## Stated problem
State how many lines in the listing below include the word "chisaca", and add nothing besides the number.

Items from a figure collection:
● ● ● ●
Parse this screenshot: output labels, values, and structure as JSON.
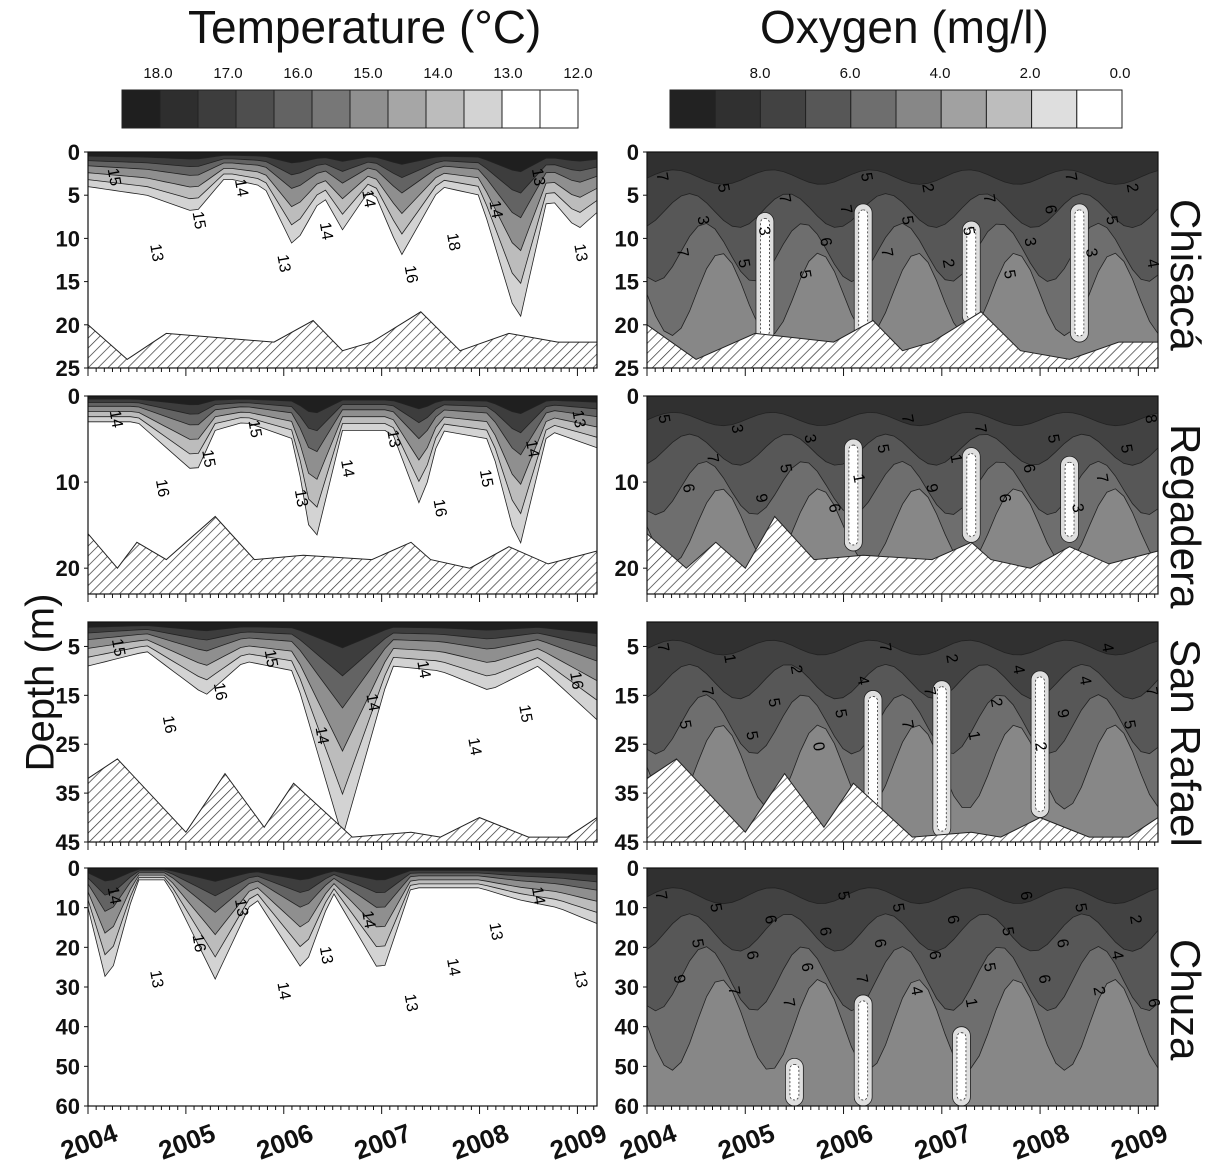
{
  "figure": {
    "columns": [
      "Temperature (°C)",
      "Oxygen (mg/l)"
    ],
    "y_axis_label": "Depth (m)",
    "lakes": [
      "Chisacá",
      "Regadera",
      "San Rafael",
      "Chuza"
    ],
    "x_tick_labels": [
      "2004",
      "2005",
      "2006",
      "2007",
      "2008",
      "2009"
    ]
  },
  "chart_data": [
    {
      "type": "heatmap",
      "panel": "temperature-legend",
      "legend_tick_labels": [
        "18.0",
        "17.0",
        "16.0",
        "15.0",
        "14.0",
        "13.0",
        "12.0"
      ],
      "legend_colors": [
        "#1f1f1f",
        "#2e2e2e",
        "#3d3d3d",
        "#4e4e4e",
        "#636363",
        "#777777",
        "#8f8f8f",
        "#a6a6a6",
        "#bcbcbc",
        "#d3d3d3",
        "#ffffff",
        "#ffffff"
      ]
    },
    {
      "type": "heatmap",
      "panel": "oxygen-legend",
      "legend_tick_labels": [
        "8.0",
        "6.0",
        "4.0",
        "2.0",
        "0.0"
      ],
      "legend_colors": [
        "#222222",
        "#303030",
        "#424242",
        "#575757",
        "#6e6e6e",
        "#878787",
        "#a1a1a1",
        "#bdbdbd",
        "#dedede",
        "#ffffff"
      ]
    },
    {
      "type": "heatmap",
      "panel": "temperature-chisaca",
      "variable": "temperature",
      "lake": "Chisacá",
      "x_range": [
        2004,
        2009.2
      ],
      "depth_range": [
        0,
        25
      ],
      "y_tick_labels": [
        "0",
        "5",
        "10",
        "15",
        "20",
        "25"
      ],
      "contour_labels": [
        "15",
        "13",
        "15",
        "14",
        "13",
        "14",
        "14",
        "16",
        "18",
        "14",
        "13",
        "13"
      ],
      "bottom_depth": [
        [
          2004,
          20
        ],
        [
          2004.4,
          24
        ],
        [
          2004.8,
          21
        ],
        [
          2005.9,
          22
        ],
        [
          2006.3,
          19.5
        ],
        [
          2006.6,
          23
        ],
        [
          2006.9,
          22
        ],
        [
          2007.4,
          18.5
        ],
        [
          2007.8,
          23
        ],
        [
          2008.3,
          21
        ],
        [
          2008.8,
          22
        ],
        [
          2009.2,
          22
        ]
      ],
      "mixed_layer_depth": [
        [
          2004,
          4
        ],
        [
          2004.6,
          5
        ],
        [
          2005.1,
          7
        ],
        [
          2005.4,
          3
        ],
        [
          2005.8,
          4
        ],
        [
          2006.1,
          11
        ],
        [
          2006.4,
          5
        ],
        [
          2006.6,
          9
        ],
        [
          2006.9,
          4
        ],
        [
          2007.2,
          12
        ],
        [
          2007.6,
          4
        ],
        [
          2008.0,
          5
        ],
        [
          2008.4,
          20
        ],
        [
          2008.7,
          5
        ],
        [
          2009.0,
          9
        ],
        [
          2009.2,
          7
        ]
      ]
    },
    {
      "type": "heatmap",
      "panel": "oxygen-chisaca",
      "variable": "oxygen",
      "lake": "Chisacá",
      "x_range": [
        2004,
        2009.2
      ],
      "depth_range": [
        0,
        25
      ],
      "y_tick_labels": [
        "0",
        "5",
        "10",
        "15",
        "20",
        "25"
      ],
      "contour_labels": [
        "7",
        "7",
        "3",
        "5",
        "5",
        "3",
        "7",
        "5",
        "6",
        "7",
        "5",
        "7",
        "5",
        "2",
        "2",
        "5",
        "7",
        "5",
        "3",
        "6",
        "7",
        "3",
        "5",
        "2",
        "4"
      ],
      "bottom_depth": [
        [
          2004,
          20
        ],
        [
          2004.5,
          24
        ],
        [
          2005.1,
          21
        ],
        [
          2005.9,
          22
        ],
        [
          2006.3,
          19.5
        ],
        [
          2006.6,
          23
        ],
        [
          2006.9,
          22
        ],
        [
          2007.4,
          18.5
        ],
        [
          2007.8,
          23
        ],
        [
          2008.3,
          24
        ],
        [
          2008.8,
          22
        ],
        [
          2009.2,
          22
        ]
      ],
      "low_oxygen_zones": [
        [
          2005.2,
          7,
          22
        ],
        [
          2006.2,
          6,
          22
        ],
        [
          2007.3,
          8,
          20
        ],
        [
          2008.4,
          6,
          22
        ]
      ]
    },
    {
      "type": "heatmap",
      "panel": "temperature-regadera",
      "variable": "temperature",
      "lake": "Regadera",
      "x_range": [
        2004,
        2009.2
      ],
      "depth_range": [
        0,
        23
      ],
      "y_tick_labels": [
        "0",
        "10",
        "20"
      ],
      "contour_labels": [
        "14",
        "16",
        "15",
        "15",
        "13",
        "14",
        "13",
        "16",
        "15",
        "14",
        "13"
      ],
      "bottom_depth": [
        [
          2004,
          16
        ],
        [
          2004.3,
          20
        ],
        [
          2004.5,
          17
        ],
        [
          2004.8,
          19
        ],
        [
          2005.3,
          14
        ],
        [
          2005.7,
          19
        ],
        [
          2006.2,
          18.5
        ],
        [
          2006.9,
          19
        ],
        [
          2007.3,
          17
        ],
        [
          2007.5,
          19
        ],
        [
          2007.9,
          20
        ],
        [
          2008.3,
          17.5
        ],
        [
          2008.7,
          19.5
        ],
        [
          2009.2,
          18
        ]
      ],
      "mixed_layer_depth": [
        [
          2004,
          3
        ],
        [
          2004.5,
          3
        ],
        [
          2005.1,
          9
        ],
        [
          2005.3,
          4
        ],
        [
          2005.6,
          3
        ],
        [
          2006.1,
          5
        ],
        [
          2006.3,
          18
        ],
        [
          2006.6,
          4
        ],
        [
          2007.1,
          4
        ],
        [
          2007.4,
          13
        ],
        [
          2007.6,
          4
        ],
        [
          2008.1,
          5
        ],
        [
          2008.4,
          18
        ],
        [
          2008.7,
          4
        ],
        [
          2009.2,
          6
        ]
      ]
    },
    {
      "type": "heatmap",
      "panel": "oxygen-regadera",
      "variable": "oxygen",
      "lake": "Regadera",
      "x_range": [
        2004,
        2009.2
      ],
      "depth_range": [
        0,
        23
      ],
      "y_tick_labels": [
        "0",
        "10",
        "20"
      ],
      "contour_labels": [
        "5",
        "6",
        "7",
        "3",
        "9",
        "5",
        "3",
        "6",
        "1",
        "5",
        "7",
        "9",
        "1",
        "7",
        "6",
        "6",
        "5",
        "3",
        "7",
        "5",
        "8"
      ],
      "bottom_depth": [
        [
          2004,
          16
        ],
        [
          2004.4,
          20
        ],
        [
          2004.7,
          17
        ],
        [
          2005.0,
          20
        ],
        [
          2005.3,
          14
        ],
        [
          2005.7,
          19
        ],
        [
          2006.2,
          18.5
        ],
        [
          2006.9,
          19
        ],
        [
          2007.3,
          17
        ],
        [
          2007.5,
          19
        ],
        [
          2007.9,
          20
        ],
        [
          2008.3,
          17.5
        ],
        [
          2008.7,
          19.5
        ],
        [
          2009.2,
          18
        ]
      ],
      "low_oxygen_zones": [
        [
          2006.1,
          5,
          18
        ],
        [
          2007.3,
          6,
          17
        ],
        [
          2008.3,
          7,
          17
        ]
      ]
    },
    {
      "type": "heatmap",
      "panel": "temperature-san-rafael",
      "variable": "temperature",
      "lake": "San Rafael",
      "x_range": [
        2004,
        2009.2
      ],
      "depth_range": [
        0,
        45
      ],
      "y_tick_labels": [
        "5",
        "15",
        "25",
        "35",
        "45"
      ],
      "contour_labels": [
        "15",
        "16",
        "16",
        "15",
        "14",
        "14",
        "14",
        "14",
        "15",
        "16"
      ],
      "bottom_depth": [
        [
          2004,
          32
        ],
        [
          2004.3,
          28
        ],
        [
          2005.0,
          43
        ],
        [
          2005.4,
          31
        ],
        [
          2005.8,
          42
        ],
        [
          2006.1,
          33
        ],
        [
          2006.7,
          44
        ],
        [
          2007.3,
          43
        ],
        [
          2007.6,
          44
        ],
        [
          2008.0,
          40
        ],
        [
          2008.5,
          44
        ],
        [
          2008.9,
          44
        ],
        [
          2009.2,
          40
        ]
      ],
      "thermocline_depth": [
        [
          2004,
          9
        ],
        [
          2004.6,
          6
        ],
        [
          2005.2,
          15
        ],
        [
          2005.6,
          8
        ],
        [
          2006.1,
          10
        ],
        [
          2006.6,
          44
        ],
        [
          2007.1,
          9
        ],
        [
          2007.6,
          10
        ],
        [
          2008.1,
          14
        ],
        [
          2008.6,
          9
        ],
        [
          2009.2,
          20
        ]
      ]
    },
    {
      "type": "heatmap",
      "panel": "oxygen-san-rafael",
      "variable": "oxygen",
      "lake": "San Rafael",
      "x_range": [
        2004,
        2009.2
      ],
      "depth_range": [
        0,
        45
      ],
      "y_tick_labels": [
        "5",
        "15",
        "25",
        "35",
        "45"
      ],
      "contour_labels": [
        "7",
        "5",
        "7",
        "1",
        "5",
        "5",
        "2",
        "0",
        "5",
        "4",
        "7",
        "7",
        "7",
        "2",
        "1",
        "2",
        "4",
        "2",
        "9",
        "4",
        "4",
        "5",
        "7"
      ],
      "bottom_depth": [
        [
          2004,
          32
        ],
        [
          2004.3,
          28
        ],
        [
          2005.0,
          43
        ],
        [
          2005.4,
          31
        ],
        [
          2005.8,
          42
        ],
        [
          2006.1,
          33
        ],
        [
          2006.7,
          44
        ],
        [
          2007.3,
          43
        ],
        [
          2007.6,
          44
        ],
        [
          2008.0,
          40
        ],
        [
          2008.5,
          44
        ],
        [
          2008.9,
          44
        ],
        [
          2009.2,
          40
        ]
      ],
      "low_oxygen_zones": [
        [
          2006.3,
          14,
          40
        ],
        [
          2007.0,
          12,
          44
        ],
        [
          2008.0,
          10,
          40
        ]
      ]
    },
    {
      "type": "heatmap",
      "panel": "temperature-chuza",
      "variable": "temperature",
      "lake": "Chuza",
      "x_range": [
        2004,
        2009.2
      ],
      "depth_range": [
        0,
        60
      ],
      "y_tick_labels": [
        "0",
        "10",
        "20",
        "30",
        "40",
        "50",
        "60"
      ],
      "contour_labels": [
        "14",
        "13",
        "16",
        "13",
        "14",
        "13",
        "14",
        "13",
        "14",
        "13",
        "14",
        "13"
      ],
      "warm_layer_depth": [
        [
          2004.0,
          10
        ],
        [
          2004.2,
          30
        ],
        [
          2004.5,
          3
        ],
        [
          2004.8,
          3
        ],
        [
          2005.3,
          28
        ],
        [
          2005.7,
          7
        ],
        [
          2006.2,
          26
        ],
        [
          2006.5,
          6
        ],
        [
          2007.0,
          27
        ],
        [
          2007.3,
          5
        ],
        [
          2008.0,
          5
        ],
        [
          2008.4,
          8
        ],
        [
          2008.8,
          10
        ],
        [
          2009.2,
          14
        ]
      ]
    },
    {
      "type": "heatmap",
      "panel": "oxygen-chuza",
      "variable": "oxygen",
      "lake": "Chuza",
      "x_range": [
        2004,
        2009.2
      ],
      "depth_range": [
        0,
        60
      ],
      "y_tick_labels": [
        "0",
        "10",
        "20",
        "30",
        "40",
        "50",
        "60"
      ],
      "contour_labels": [
        "7",
        "9",
        "5",
        "5",
        "7",
        "6",
        "6",
        "7",
        "6",
        "6",
        "5",
        "7",
        "6",
        "5",
        "4",
        "6",
        "6",
        "1",
        "5",
        "5",
        "6",
        "6",
        "6",
        "5",
        "2",
        "4",
        "2",
        "6"
      ],
      "low_oxygen_zones": [
        [
          2006.2,
          32,
          60
        ],
        [
          2007.2,
          40,
          60
        ],
        [
          2005.5,
          48,
          60
        ]
      ]
    }
  ]
}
● ● ● ●
## Correct answer
2